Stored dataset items
*-*-*

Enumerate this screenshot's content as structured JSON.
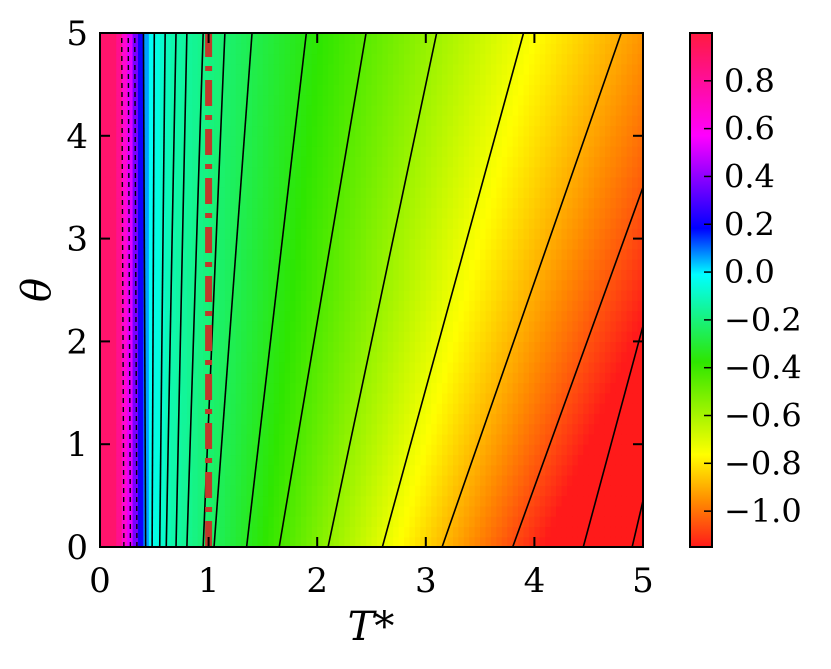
{
  "chart_data": {
    "type": "heatmap",
    "title": "",
    "xlabel": "T*",
    "ylabel": "θ",
    "xlim": [
      0,
      5
    ],
    "ylim": [
      0,
      5
    ],
    "x_ticks": [
      0,
      1,
      2,
      3,
      4,
      5
    ],
    "y_ticks": [
      0,
      1,
      2,
      3,
      4,
      5
    ],
    "x_tick_labels": [
      "0",
      "1",
      "2",
      "3",
      "4",
      "5"
    ],
    "y_tick_labels": [
      "0",
      "1",
      "2",
      "3",
      "4",
      "5"
    ],
    "colorbar": {
      "range": [
        -1.15,
        1.0
      ],
      "ticks": [
        0.8,
        0.6,
        0.4,
        0.2,
        0.0,
        -0.2,
        -0.4,
        -0.6,
        -0.8,
        -1.0
      ],
      "tick_labels": [
        "0.8",
        "0.6",
        "0.4",
        "0.2",
        "0.0",
        "−0.2",
        "−0.4",
        "−0.6",
        "−0.8",
        "−1.0"
      ],
      "colormap": [
        "#ff1a1a",
        "#ff8c00",
        "#ffff00",
        "#2ee600",
        "#00ffff",
        "#0000ff",
        "#ff00ff",
        "#ff1a40"
      ],
      "position": "right"
    },
    "reference_line": {
      "x": 1,
      "style": "dash-dot",
      "color": "#c0392b"
    },
    "contour_lines": [
      {
        "bottom_x": 0.42,
        "top_x": 0.4
      },
      {
        "bottom_x": 0.48,
        "top_x": 0.5
      },
      {
        "bottom_x": 0.55,
        "top_x": 0.6
      },
      {
        "bottom_x": 0.61,
        "top_x": 0.7
      },
      {
        "bottom_x": 0.7,
        "top_x": 0.8
      },
      {
        "bottom_x": 0.8,
        "top_x": 0.95
      },
      {
        "bottom_x": 0.95,
        "top_x": 1.15
      },
      {
        "bottom_x": 1.05,
        "top_x": 1.4
      },
      {
        "bottom_x": 1.35,
        "top_x": 1.9
      },
      {
        "bottom_x": 1.65,
        "top_x": 2.45
      },
      {
        "bottom_x": 2.1,
        "top_x": 3.1
      },
      {
        "bottom_x": 2.6,
        "top_x": 3.9
      },
      {
        "bottom_x": 3.15,
        "top_x": 4.8
      },
      {
        "bottom_x": 3.8,
        "top_x": 5.0,
        "top_y": 3.5
      },
      {
        "bottom_x": 4.45,
        "top_x": 5.0,
        "top_y": 2.15
      },
      {
        "bottom_x": 5.0,
        "bottom_y": 0.4,
        "top_x": 5.0,
        "top_y": 1.2
      },
      {
        "bottom_x": 4.9,
        "top_x": 5.0,
        "top_y": 0.45
      }
    ],
    "dashed_contour_lines": [
      {
        "bottom_x": 0.22,
        "top_x": 0.2
      },
      {
        "bottom_x": 0.28,
        "top_x": 0.26
      },
      {
        "bottom_x": 0.34,
        "top_x": 0.32
      }
    ]
  }
}
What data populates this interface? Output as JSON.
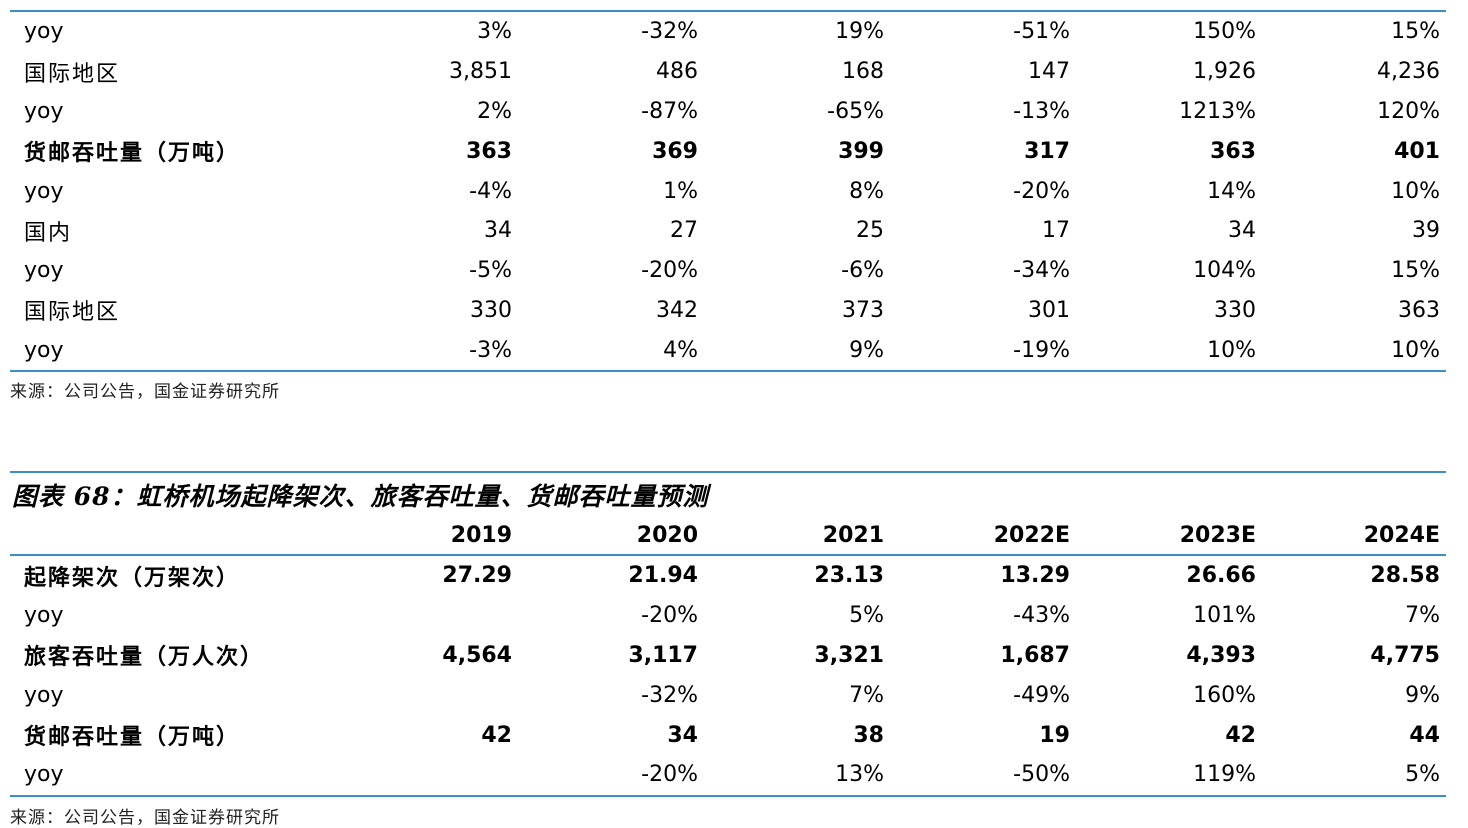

*-*-*

Write out the whole listing exactly, and drop the pictures.

Enumerate this screenshot's content as structured JSON.
{
  "chart_data": {
    "type": "heatmap",
    "title": "",
    "xlabel": "T*",
    "ylabel": "θ",
    "xlim": [
      0,
      5
    ],
    "ylim": [
      0,
      5
    ],
    "x_ticks": [
      0,
      1,
      2,
      3,
      4,
      5
    ],
    "y_ticks": [
      0,
      1,
      2,
      3,
      4,
      5
    ],
    "x_tick_labels": [
      "0",
      "1",
      "2",
      "3",
      "4",
      "5"
    ],
    "y_tick_labels": [
      "0",
      "1",
      "2",
      "3",
      "4",
      "5"
    ],
    "colorbar": {
      "range": [
        -1.15,
        1.0
      ],
      "ticks": [
        0.8,
        0.6,
        0.4,
        0.2,
        0.0,
        -0.2,
        -0.4,
        -0.6,
        -0.8,
        -1.0
      ],
      "tick_labels": [
        "0.8",
        "0.6",
        "0.4",
        "0.2",
        "0.0",
        "−0.2",
        "−0.4",
        "−0.6",
        "−0.8",
        "−1.0"
      ],
      "colormap": [
        "#ff1a1a",
        "#ff8c00",
        "#ffff00",
        "#2ee600",
        "#00ffff",
        "#0000ff",
        "#ff00ff",
        "#ff1a40"
      ],
      "position": "right"
    },
    "reference_line": {
      "x": 1,
      "style": "dash-dot",
      "color": "#c0392b"
    },
    "contour_lines": [
      {
        "bottom_x": 0.42,
        "top_x": 0.4
      },
      {
        "bottom_x": 0.48,
        "top_x": 0.5
      },
      {
        "bottom_x": 0.55,
        "top_x": 0.6
      },
      {
        "bottom_x": 0.61,
        "top_x": 0.7
      },
      {
        "bottom_x": 0.7,
        "top_x": 0.8
      },
      {
        "bottom_x": 0.8,
        "top_x": 0.95
      },
      {
        "bottom_x": 0.95,
        "top_x": 1.15
      },
      {
        "bottom_x": 1.05,
        "top_x": 1.4
      },
      {
        "bottom_x": 1.35,
        "top_x": 1.9
      },
      {
        "bottom_x": 1.65,
        "top_x": 2.45
      },
      {
        "bottom_x": 2.1,
        "top_x": 3.1
      },
      {
        "bottom_x": 2.6,
        "top_x": 3.9
      },
      {
        "bottom_x": 3.15,
        "top_x": 4.8
      },
      {
        "bottom_x": 3.8,
        "top_x": 5.0,
        "top_y": 3.5
      },
      {
        "bottom_x": 4.45,
        "top_x": 5.0,
        "top_y": 2.15
      },
      {
        "bottom_x": 5.0,
        "bottom_y": 0.4,
        "top_x": 5.0,
        "top_y": 1.2
      },
      {
        "bottom_x": 4.9,
        "top_x": 5.0,
        "top_y": 0.45
      }
    ],
    "dashed_contour_lines": [
      {
        "bottom_x": 0.22,
        "top_x": 0.2
      },
      {
        "bottom_x": 0.28,
        "top_x": 0.26
      },
      {
        "bottom_x": 0.34,
        "top_x": 0.32
      }
    ]
  }
}
What data populates this interface? Output as JSON.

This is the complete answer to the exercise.